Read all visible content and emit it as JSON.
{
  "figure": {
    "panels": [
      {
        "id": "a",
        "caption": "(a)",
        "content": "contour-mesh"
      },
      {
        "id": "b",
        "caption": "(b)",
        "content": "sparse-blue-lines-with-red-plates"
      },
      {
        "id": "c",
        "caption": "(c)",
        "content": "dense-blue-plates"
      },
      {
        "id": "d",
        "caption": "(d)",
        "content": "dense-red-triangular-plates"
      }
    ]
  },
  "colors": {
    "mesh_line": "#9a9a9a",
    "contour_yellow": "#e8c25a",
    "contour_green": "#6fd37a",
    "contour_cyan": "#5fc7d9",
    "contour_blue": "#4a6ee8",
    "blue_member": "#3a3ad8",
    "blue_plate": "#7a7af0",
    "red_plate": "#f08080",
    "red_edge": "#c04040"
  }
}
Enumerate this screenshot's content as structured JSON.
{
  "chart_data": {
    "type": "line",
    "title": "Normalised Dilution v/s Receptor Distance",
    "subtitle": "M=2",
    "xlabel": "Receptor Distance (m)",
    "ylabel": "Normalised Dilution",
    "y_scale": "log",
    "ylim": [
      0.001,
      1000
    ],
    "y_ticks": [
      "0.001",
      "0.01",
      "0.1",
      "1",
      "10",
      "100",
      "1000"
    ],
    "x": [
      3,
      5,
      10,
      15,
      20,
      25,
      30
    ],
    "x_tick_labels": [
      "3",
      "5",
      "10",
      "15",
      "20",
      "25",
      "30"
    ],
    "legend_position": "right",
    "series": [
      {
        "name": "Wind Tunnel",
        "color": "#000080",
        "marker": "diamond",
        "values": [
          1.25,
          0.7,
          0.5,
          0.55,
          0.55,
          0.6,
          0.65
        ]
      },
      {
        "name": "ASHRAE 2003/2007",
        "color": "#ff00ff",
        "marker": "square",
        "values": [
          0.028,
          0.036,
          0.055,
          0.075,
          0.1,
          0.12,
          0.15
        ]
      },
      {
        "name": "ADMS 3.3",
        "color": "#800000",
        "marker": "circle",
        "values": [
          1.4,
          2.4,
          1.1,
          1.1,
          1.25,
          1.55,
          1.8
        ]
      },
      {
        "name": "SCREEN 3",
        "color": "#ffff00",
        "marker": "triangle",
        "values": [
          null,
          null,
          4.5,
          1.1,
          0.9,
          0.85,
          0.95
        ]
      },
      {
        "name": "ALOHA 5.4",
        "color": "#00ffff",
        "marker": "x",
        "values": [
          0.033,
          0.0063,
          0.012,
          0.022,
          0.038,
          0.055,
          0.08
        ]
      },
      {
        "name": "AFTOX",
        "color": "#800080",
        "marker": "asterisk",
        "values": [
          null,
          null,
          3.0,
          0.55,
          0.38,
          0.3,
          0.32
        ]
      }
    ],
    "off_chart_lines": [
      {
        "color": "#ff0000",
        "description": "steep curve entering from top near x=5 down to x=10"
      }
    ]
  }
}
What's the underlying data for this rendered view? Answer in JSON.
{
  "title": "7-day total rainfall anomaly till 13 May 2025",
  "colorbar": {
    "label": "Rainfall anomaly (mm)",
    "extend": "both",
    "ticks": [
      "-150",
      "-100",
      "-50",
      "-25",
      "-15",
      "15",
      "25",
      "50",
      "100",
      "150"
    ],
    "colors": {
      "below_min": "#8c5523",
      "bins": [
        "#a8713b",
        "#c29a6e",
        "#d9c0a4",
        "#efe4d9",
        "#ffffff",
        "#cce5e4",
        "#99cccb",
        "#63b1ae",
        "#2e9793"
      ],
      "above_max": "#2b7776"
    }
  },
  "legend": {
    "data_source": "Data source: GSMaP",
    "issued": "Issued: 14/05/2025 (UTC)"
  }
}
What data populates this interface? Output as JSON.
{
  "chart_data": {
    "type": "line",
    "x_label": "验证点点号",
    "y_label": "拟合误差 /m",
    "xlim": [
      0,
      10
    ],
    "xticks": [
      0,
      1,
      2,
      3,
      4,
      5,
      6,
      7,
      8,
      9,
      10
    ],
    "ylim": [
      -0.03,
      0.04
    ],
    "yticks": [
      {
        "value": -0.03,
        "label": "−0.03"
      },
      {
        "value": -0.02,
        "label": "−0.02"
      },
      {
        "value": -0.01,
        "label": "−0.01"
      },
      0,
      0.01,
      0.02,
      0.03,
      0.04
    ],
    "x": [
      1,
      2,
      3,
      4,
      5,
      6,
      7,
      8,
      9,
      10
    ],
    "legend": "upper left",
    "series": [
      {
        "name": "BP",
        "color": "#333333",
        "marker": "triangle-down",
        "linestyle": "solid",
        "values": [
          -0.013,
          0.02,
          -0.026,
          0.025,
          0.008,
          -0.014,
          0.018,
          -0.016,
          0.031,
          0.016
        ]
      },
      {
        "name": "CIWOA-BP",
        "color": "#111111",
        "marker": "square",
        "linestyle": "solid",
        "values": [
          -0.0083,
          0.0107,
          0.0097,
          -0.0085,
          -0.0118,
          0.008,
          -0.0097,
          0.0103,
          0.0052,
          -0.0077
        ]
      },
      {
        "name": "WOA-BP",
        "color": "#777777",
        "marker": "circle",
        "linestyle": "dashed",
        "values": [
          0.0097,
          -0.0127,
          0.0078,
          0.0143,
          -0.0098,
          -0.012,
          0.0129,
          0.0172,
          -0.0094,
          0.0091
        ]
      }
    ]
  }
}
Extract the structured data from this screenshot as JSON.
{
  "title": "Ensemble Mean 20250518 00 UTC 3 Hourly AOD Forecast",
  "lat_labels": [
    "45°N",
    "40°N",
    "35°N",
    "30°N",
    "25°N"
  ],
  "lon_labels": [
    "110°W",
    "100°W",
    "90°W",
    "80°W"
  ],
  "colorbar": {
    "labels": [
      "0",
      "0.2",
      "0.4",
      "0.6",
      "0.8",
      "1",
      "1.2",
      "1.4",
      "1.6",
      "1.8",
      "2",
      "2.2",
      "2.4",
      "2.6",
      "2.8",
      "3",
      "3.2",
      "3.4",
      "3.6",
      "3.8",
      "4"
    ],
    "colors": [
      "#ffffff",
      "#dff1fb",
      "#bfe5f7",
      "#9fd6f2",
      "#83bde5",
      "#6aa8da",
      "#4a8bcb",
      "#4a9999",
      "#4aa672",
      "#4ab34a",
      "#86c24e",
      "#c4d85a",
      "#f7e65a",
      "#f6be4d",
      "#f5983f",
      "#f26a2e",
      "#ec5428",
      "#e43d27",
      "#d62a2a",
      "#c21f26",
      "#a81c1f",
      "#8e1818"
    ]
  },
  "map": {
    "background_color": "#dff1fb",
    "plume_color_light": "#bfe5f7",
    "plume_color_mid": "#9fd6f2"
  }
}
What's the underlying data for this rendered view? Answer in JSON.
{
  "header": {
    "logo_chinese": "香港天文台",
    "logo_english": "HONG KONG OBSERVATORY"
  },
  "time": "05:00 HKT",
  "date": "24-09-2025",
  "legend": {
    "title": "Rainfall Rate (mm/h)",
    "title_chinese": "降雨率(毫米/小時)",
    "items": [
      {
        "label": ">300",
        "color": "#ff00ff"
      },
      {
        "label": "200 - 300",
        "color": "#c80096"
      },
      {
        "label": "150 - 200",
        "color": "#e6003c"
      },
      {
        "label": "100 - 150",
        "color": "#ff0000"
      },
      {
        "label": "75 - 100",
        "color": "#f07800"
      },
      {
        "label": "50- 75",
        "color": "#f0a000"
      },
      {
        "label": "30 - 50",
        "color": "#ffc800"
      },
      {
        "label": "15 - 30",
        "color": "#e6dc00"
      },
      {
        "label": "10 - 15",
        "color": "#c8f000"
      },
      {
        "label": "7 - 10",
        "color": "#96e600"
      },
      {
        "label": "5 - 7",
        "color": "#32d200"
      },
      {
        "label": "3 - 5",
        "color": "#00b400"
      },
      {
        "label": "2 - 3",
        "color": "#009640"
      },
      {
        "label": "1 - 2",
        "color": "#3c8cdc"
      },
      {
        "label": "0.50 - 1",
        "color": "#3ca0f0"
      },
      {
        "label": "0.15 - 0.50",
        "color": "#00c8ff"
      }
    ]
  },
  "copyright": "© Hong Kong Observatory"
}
§
Only a number is expected here: the count of lines in the listing that hold the string "Normalised".

2